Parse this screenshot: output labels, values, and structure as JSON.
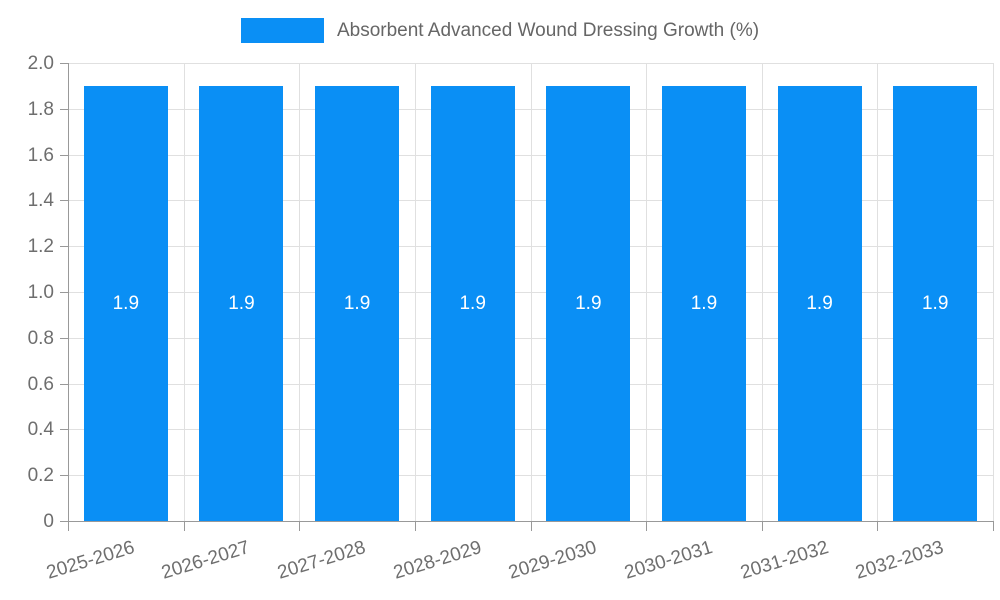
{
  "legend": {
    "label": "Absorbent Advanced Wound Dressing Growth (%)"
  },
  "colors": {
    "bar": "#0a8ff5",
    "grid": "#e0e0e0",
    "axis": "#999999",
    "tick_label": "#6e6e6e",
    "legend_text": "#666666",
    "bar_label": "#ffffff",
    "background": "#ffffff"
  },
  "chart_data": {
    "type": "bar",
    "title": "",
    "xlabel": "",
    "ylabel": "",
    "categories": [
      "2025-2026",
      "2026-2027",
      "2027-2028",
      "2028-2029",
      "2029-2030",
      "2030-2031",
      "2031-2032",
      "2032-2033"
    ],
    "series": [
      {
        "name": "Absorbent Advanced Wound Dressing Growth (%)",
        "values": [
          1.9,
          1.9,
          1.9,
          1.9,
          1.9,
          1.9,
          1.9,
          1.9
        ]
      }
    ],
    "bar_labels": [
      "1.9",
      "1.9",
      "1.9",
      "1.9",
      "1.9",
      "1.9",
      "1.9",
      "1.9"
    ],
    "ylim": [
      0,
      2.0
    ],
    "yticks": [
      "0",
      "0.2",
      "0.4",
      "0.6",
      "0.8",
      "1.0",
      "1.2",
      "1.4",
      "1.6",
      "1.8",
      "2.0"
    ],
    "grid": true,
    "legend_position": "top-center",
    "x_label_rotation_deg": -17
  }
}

★ ★ ★ ★ ★ ★ ★

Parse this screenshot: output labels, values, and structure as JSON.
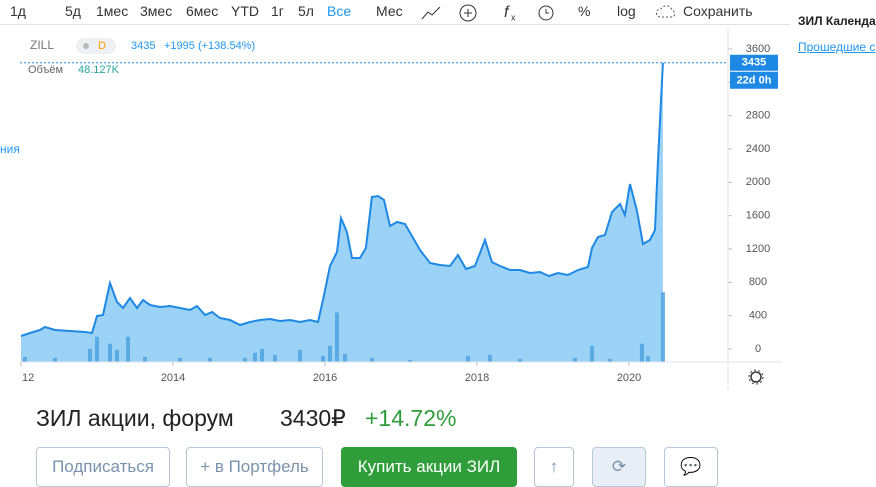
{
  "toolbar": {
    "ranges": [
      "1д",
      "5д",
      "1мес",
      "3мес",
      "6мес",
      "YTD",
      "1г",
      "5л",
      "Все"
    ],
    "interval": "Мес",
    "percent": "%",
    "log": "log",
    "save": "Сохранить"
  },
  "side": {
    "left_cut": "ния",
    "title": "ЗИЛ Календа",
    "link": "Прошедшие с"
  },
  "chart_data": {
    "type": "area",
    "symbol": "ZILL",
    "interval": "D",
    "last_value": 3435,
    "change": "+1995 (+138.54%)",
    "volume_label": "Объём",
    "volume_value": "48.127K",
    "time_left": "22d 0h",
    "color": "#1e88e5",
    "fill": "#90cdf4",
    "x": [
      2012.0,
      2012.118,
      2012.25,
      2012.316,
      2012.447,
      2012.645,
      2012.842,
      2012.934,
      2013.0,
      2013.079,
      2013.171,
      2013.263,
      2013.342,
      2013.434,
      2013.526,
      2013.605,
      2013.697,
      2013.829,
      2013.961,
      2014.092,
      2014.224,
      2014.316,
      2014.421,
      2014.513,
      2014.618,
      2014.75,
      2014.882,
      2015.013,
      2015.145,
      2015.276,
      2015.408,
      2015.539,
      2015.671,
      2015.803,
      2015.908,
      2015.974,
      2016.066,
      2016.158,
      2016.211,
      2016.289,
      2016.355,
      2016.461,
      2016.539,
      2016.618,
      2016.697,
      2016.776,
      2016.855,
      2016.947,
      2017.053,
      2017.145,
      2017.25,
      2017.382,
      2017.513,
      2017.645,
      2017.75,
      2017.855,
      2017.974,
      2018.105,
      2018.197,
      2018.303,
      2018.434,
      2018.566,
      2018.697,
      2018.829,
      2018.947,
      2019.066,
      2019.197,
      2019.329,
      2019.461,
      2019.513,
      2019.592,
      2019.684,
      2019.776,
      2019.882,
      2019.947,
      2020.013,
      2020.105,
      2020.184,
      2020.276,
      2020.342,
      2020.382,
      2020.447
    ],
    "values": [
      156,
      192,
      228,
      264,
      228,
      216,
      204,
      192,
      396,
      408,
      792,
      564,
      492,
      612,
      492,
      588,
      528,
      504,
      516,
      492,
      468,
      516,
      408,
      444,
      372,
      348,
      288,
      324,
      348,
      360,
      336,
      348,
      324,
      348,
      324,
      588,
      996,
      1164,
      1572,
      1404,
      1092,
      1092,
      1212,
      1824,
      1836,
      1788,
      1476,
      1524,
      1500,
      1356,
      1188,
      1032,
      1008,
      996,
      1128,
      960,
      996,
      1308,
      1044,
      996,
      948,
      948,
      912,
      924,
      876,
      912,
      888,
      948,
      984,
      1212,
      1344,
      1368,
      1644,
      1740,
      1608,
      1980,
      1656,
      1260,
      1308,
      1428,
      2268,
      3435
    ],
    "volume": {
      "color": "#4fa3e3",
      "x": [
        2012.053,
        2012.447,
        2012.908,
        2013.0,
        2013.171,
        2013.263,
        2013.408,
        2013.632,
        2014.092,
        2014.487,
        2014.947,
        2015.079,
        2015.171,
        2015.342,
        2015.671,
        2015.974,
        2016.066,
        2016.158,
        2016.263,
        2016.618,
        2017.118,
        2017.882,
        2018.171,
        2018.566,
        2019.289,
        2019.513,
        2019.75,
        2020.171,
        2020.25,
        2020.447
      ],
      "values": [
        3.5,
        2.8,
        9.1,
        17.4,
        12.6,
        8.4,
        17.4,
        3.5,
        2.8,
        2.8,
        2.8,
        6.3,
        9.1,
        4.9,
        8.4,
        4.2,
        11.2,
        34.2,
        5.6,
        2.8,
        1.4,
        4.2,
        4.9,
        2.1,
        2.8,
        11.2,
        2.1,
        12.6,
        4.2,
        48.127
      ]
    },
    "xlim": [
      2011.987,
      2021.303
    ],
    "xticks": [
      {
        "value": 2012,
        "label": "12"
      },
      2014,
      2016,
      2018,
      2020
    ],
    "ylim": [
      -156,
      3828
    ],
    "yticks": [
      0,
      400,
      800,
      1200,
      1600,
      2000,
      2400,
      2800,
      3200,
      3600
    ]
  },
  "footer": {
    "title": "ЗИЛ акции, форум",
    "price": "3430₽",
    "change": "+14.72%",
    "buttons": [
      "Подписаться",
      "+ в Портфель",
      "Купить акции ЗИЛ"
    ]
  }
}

★ ★ ★ ★ ★ ★ ★

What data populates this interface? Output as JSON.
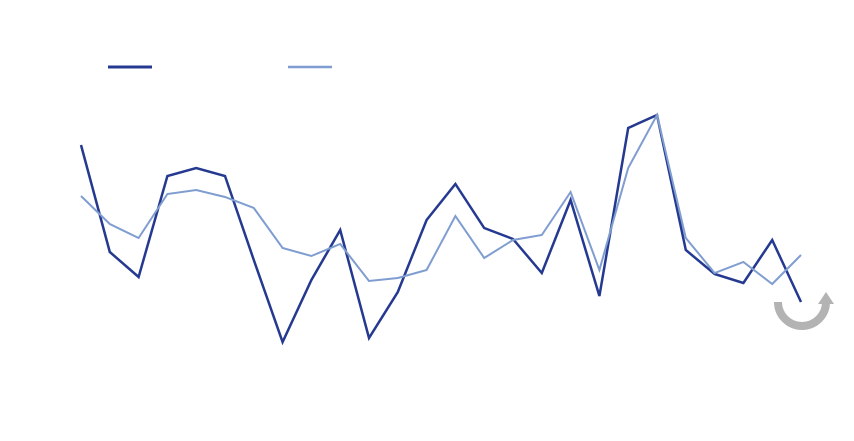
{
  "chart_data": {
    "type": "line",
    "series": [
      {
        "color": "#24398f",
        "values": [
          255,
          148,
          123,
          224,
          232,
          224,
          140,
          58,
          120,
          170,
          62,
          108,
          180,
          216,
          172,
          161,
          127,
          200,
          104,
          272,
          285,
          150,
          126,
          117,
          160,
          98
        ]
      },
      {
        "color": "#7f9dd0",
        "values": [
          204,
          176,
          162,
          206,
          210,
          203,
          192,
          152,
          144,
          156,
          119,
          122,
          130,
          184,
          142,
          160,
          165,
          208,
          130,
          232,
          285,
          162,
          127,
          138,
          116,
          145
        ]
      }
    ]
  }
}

★ ★ ★ ★ ★ ★ ★

* The problem:
Within the listing, how many lines hold the word "Dressing"? Only the number is to be given.

* Answer to the task:
2